Reproduce every entry exactly as shown.

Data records
- - - - -

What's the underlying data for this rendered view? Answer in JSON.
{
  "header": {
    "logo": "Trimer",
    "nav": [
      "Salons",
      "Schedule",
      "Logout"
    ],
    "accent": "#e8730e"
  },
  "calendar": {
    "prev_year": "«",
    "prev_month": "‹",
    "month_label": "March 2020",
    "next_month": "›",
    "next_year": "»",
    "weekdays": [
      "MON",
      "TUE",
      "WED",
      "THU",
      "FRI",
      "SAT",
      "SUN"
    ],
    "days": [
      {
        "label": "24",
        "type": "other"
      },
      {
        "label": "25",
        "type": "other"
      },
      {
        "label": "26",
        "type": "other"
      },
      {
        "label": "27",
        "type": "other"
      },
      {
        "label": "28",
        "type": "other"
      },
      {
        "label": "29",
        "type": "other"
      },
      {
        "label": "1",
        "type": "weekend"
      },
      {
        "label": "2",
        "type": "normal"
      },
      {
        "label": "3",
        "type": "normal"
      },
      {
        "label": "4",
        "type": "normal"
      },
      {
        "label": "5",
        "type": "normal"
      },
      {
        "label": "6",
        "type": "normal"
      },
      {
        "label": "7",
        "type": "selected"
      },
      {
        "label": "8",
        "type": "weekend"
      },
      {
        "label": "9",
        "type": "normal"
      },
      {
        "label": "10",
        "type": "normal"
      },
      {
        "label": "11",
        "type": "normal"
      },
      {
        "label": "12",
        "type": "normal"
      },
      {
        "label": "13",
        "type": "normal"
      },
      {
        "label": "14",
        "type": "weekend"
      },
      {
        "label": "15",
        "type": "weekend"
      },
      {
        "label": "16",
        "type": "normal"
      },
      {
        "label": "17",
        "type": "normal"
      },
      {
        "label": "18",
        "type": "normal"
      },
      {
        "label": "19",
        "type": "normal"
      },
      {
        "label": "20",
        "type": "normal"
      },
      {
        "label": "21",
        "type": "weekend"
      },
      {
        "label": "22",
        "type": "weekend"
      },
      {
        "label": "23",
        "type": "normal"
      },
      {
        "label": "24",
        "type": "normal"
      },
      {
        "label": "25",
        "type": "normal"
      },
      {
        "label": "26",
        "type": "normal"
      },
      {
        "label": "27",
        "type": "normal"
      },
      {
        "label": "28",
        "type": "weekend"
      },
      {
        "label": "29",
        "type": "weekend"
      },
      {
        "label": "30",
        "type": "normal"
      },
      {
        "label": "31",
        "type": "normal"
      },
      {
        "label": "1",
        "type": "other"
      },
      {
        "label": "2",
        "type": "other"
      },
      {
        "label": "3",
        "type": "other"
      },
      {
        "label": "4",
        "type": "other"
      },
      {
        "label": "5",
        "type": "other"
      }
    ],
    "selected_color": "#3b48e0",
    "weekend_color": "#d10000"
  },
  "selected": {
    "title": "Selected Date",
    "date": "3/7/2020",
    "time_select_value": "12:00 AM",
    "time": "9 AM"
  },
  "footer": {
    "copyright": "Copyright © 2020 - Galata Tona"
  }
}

- - - - -

_RESPONSE TO THE EXERCISE:_
What's the underlying data for this rendered view? Answer in JSON.
{
  "header": {
    "logo": "Trimer",
    "nav": [
      "Salons",
      "Schedule",
      "Logout"
    ],
    "accent": "#e8730e"
  },
  "calendar": {
    "prev_year": "«",
    "prev_month": "‹",
    "month_label": "March 2020",
    "next_month": "›",
    "next_year": "»",
    "weekdays": [
      "MON",
      "TUE",
      "WED",
      "THU",
      "FRI",
      "SAT",
      "SUN"
    ],
    "days": [
      {
        "label": "24",
        "type": "other"
      },
      {
        "label": "25",
        "type": "other"
      },
      {
        "label": "26",
        "type": "other"
      },
      {
        "label": "27",
        "type": "other"
      },
      {
        "label": "28",
        "type": "other"
      },
      {
        "label": "29",
        "type": "other"
      },
      {
        "label": "1",
        "type": "weekend"
      },
      {
        "label": "2",
        "type": "normal"
      },
      {
        "label": "3",
        "type": "normal"
      },
      {
        "label": "4",
        "type": "normal"
      },
      {
        "label": "5",
        "type": "normal"
      },
      {
        "label": "6",
        "type": "normal"
      },
      {
        "label": "7",
        "type": "selected"
      },
      {
        "label": "8",
        "type": "weekend"
      },
      {
        "label": "9",
        "type": "normal"
      },
      {
        "label": "10",
        "type": "normal"
      },
      {
        "label": "11",
        "type": "normal"
      },
      {
        "label": "12",
        "type": "normal"
      },
      {
        "label": "13",
        "type": "normal"
      },
      {
        "label": "14",
        "type": "weekend"
      },
      {
        "label": "15",
        "type": "weekend"
      },
      {
        "label": "16",
        "type": "normal"
      },
      {
        "label": "17",
        "type": "normal"
      },
      {
        "label": "18",
        "type": "normal"
      },
      {
        "label": "19",
        "type": "normal"
      },
      {
        "label": "20",
        "type": "normal"
      },
      {
        "label": "21",
        "type": "weekend"
      },
      {
        "label": "22",
        "type": "weekend"
      },
      {
        "label": "23",
        "type": "normal"
      },
      {
        "label": "24",
        "type": "normal"
      },
      {
        "label": "25",
        "type": "normal"
      },
      {
        "label": "26",
        "type": "normal"
      },
      {
        "label": "27",
        "type": "normal"
      },
      {
        "label": "28",
        "type": "weekend"
      },
      {
        "label": "29",
        "type": "weekend"
      },
      {
        "label": "30",
        "type": "normal"
      },
      {
        "label": "31",
        "type": "normal"
      },
      {
        "label": "1",
        "type": "other"
      },
      {
        "label": "2",
        "type": "other"
      },
      {
        "label": "3",
        "type": "other"
      },
      {
        "label": "4",
        "type": "other"
      },
      {
        "label": "5",
        "type": "other"
      }
    ],
    "selected_color": "#3b48e0",
    "weekend_color": "#d10000"
  },
  "selected": {
    "title": "Selected Date",
    "date": "3/7/2020",
    "time_select_value": "12:00 AM",
    "time": "9 AM"
  },
  "footer": {
    "copyright": "Copyright © 2020 - Galata Tona"
  }
}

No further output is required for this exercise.